* Given request *
Extract the lines that carry the string "here" from the listing.

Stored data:
>>>>
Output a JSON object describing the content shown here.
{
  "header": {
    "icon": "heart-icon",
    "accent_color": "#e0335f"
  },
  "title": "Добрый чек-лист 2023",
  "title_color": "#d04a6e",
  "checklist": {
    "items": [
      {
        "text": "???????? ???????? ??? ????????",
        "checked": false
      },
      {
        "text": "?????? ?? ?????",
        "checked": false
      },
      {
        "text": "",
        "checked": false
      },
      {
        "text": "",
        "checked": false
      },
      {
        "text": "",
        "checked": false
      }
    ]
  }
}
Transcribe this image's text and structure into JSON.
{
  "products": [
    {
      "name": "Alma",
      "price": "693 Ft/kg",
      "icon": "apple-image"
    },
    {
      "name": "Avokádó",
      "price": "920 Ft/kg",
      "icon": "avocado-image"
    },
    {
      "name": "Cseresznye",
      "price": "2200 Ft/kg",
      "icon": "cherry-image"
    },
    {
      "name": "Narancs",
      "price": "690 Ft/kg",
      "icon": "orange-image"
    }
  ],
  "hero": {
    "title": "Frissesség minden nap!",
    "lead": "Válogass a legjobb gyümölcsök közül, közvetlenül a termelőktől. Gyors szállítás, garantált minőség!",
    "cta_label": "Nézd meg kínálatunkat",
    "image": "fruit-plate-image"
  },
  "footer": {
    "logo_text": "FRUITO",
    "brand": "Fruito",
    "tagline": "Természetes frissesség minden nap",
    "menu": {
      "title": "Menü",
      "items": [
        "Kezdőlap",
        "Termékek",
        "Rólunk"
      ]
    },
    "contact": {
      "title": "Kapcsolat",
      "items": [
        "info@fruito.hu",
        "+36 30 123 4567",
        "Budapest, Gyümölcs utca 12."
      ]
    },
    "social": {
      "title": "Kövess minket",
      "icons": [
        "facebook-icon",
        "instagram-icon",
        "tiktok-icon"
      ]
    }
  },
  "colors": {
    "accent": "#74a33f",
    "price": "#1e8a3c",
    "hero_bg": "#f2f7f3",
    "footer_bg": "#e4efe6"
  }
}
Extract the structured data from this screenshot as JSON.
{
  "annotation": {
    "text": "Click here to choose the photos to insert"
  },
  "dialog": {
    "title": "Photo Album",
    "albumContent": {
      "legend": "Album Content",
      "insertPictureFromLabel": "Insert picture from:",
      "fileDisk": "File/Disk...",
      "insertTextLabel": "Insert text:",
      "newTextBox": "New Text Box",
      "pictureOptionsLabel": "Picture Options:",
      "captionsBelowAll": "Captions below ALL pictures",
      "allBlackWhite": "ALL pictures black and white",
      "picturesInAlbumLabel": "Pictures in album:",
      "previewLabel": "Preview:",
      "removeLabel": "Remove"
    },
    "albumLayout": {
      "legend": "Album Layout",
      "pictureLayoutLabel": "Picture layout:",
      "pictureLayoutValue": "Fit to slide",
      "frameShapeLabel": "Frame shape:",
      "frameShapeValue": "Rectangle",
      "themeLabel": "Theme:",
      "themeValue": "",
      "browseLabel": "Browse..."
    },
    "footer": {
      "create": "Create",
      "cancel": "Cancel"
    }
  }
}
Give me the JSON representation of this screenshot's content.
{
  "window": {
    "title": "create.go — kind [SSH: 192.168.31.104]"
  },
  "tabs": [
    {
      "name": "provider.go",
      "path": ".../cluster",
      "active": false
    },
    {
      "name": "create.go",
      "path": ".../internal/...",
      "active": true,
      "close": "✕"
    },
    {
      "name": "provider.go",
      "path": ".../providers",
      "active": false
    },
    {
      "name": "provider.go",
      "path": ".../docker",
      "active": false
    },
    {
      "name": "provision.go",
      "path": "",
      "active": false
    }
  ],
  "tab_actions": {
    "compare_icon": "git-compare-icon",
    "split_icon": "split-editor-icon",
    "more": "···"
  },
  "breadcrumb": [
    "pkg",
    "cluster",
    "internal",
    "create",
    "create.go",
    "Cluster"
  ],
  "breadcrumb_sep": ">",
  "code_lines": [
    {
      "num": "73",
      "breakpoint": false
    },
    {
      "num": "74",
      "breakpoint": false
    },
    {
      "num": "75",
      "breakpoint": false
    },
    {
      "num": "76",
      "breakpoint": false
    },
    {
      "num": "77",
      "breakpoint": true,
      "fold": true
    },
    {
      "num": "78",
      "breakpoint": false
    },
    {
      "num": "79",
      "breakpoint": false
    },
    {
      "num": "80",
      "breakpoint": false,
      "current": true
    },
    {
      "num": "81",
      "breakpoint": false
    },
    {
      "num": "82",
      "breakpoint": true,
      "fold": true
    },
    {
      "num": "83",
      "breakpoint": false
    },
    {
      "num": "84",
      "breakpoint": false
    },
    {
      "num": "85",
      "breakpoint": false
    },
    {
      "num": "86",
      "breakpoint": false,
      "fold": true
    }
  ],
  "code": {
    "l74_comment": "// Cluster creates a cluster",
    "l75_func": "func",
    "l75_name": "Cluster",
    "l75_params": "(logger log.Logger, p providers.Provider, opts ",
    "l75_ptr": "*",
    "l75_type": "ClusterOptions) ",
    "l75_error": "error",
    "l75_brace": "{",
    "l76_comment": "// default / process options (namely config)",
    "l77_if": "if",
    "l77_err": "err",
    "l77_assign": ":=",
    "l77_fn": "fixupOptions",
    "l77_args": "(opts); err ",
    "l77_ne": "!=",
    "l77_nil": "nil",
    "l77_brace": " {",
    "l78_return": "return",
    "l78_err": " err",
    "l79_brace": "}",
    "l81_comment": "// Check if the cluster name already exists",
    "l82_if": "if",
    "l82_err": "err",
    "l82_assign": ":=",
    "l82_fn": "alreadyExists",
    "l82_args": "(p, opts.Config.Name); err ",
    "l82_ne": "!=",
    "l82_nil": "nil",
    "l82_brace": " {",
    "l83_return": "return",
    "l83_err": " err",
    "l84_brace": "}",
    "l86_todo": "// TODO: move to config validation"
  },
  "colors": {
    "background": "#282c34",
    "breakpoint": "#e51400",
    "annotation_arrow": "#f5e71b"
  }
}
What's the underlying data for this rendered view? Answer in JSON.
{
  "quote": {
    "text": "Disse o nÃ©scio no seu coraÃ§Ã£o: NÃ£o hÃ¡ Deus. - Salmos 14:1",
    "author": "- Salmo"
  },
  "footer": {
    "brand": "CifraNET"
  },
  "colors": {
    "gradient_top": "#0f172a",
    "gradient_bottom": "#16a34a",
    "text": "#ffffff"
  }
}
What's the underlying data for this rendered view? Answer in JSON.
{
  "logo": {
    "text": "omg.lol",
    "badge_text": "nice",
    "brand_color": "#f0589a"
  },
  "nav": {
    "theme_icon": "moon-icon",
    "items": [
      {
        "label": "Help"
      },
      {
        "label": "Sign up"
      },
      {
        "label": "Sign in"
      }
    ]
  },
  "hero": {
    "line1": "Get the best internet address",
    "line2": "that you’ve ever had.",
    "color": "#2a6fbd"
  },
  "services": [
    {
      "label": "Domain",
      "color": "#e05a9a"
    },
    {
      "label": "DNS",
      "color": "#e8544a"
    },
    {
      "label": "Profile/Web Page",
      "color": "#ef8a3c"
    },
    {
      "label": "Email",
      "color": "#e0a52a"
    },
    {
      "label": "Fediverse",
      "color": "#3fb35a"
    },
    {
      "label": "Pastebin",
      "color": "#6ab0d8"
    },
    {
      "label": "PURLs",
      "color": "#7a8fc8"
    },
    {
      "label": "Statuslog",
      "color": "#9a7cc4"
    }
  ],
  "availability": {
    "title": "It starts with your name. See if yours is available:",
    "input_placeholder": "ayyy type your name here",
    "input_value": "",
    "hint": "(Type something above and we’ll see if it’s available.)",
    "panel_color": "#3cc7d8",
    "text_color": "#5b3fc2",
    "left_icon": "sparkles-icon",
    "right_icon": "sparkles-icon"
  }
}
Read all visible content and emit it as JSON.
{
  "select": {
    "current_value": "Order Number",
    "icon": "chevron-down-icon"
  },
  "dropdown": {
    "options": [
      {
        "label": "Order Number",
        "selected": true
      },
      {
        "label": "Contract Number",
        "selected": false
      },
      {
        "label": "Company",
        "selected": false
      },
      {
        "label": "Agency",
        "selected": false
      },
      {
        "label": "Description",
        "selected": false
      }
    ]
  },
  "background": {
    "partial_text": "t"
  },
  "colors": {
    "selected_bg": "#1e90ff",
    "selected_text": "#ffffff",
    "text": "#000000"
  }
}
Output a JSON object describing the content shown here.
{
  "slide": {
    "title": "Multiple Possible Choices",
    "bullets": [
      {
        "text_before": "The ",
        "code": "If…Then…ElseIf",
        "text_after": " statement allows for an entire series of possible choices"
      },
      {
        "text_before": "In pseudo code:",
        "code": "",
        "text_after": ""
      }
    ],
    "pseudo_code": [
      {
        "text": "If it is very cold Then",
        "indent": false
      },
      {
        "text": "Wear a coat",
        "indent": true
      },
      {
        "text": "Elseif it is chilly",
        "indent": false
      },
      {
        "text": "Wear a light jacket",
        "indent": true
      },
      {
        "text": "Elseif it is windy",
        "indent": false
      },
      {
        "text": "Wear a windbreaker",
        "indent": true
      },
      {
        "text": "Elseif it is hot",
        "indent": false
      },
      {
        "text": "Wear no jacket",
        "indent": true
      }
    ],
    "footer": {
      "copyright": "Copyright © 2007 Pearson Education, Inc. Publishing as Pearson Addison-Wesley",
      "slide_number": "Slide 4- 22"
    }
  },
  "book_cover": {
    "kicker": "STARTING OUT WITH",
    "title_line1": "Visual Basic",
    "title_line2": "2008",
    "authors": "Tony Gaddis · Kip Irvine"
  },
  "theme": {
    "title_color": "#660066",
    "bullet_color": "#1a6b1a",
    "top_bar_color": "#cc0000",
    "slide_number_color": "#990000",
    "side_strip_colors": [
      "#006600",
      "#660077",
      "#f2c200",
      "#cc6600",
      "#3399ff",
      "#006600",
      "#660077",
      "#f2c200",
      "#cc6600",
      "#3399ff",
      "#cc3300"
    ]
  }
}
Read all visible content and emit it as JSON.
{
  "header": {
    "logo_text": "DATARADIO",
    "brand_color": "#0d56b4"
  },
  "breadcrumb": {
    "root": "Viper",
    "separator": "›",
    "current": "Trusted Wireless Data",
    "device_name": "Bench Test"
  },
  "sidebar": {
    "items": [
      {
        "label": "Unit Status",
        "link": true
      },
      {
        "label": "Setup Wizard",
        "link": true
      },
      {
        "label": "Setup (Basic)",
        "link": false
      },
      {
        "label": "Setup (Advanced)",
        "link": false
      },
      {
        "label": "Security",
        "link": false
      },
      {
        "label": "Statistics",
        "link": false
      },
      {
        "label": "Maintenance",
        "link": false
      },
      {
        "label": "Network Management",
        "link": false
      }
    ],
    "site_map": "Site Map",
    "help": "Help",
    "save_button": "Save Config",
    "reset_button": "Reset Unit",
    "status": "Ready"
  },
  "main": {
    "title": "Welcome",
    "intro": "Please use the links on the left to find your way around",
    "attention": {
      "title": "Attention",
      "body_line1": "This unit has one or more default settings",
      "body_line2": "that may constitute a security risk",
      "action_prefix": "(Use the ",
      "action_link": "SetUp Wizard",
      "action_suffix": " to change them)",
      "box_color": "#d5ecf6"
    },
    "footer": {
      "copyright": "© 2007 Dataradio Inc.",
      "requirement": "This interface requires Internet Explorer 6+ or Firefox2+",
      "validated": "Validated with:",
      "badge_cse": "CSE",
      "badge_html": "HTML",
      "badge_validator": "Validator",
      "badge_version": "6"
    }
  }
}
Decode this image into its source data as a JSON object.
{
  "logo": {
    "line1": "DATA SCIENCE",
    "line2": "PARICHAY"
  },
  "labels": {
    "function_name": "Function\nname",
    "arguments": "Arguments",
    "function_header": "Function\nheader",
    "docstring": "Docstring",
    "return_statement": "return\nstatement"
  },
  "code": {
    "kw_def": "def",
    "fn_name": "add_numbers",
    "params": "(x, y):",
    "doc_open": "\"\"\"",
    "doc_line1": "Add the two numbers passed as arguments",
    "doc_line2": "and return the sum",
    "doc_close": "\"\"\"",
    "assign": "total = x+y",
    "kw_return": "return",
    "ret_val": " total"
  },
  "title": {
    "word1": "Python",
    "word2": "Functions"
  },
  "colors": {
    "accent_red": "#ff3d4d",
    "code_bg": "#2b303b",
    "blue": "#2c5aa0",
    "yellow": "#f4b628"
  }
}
<<<<
* Correct response *
Output a JSON object describing the content shown here.
    "text": "Click here to choose the photos to insert"
    "input_placeholder": "ayyy type your name here",
Output a JSON object describing the content shown here.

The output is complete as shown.